►
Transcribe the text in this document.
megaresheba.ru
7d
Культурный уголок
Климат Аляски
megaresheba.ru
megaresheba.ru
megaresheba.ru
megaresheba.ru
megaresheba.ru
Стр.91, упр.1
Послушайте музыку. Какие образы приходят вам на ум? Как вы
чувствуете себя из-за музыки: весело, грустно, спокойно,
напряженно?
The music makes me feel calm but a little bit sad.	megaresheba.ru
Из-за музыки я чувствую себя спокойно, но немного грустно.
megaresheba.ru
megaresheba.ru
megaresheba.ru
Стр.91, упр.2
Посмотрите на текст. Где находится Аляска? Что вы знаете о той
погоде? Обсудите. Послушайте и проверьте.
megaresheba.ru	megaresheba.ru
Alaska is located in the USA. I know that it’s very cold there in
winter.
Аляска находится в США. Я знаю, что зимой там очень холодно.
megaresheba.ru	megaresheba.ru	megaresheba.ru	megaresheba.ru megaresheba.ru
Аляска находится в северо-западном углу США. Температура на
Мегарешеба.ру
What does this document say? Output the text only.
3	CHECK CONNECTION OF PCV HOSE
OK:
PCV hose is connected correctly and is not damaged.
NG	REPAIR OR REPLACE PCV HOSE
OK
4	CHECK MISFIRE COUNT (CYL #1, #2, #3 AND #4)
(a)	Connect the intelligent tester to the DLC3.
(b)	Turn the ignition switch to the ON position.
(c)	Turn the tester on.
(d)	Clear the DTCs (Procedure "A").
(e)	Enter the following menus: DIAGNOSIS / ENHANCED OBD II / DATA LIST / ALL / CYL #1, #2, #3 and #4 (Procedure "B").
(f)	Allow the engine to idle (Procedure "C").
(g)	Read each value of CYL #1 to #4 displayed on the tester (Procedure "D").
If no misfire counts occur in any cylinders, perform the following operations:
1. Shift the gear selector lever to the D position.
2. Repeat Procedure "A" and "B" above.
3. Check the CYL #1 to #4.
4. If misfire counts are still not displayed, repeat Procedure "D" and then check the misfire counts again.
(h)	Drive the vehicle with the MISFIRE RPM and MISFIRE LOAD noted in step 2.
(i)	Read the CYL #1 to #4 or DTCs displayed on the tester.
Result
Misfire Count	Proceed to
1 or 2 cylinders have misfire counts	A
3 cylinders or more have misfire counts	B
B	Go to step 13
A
◄
Gather each line in the data that holds the string "Read".

(g)	Read each value of CYL #1 to #4 displayed on the tester (Procedure "D").
(i)	Read the CYL #1 to #4 or DTCs displayed on the tester.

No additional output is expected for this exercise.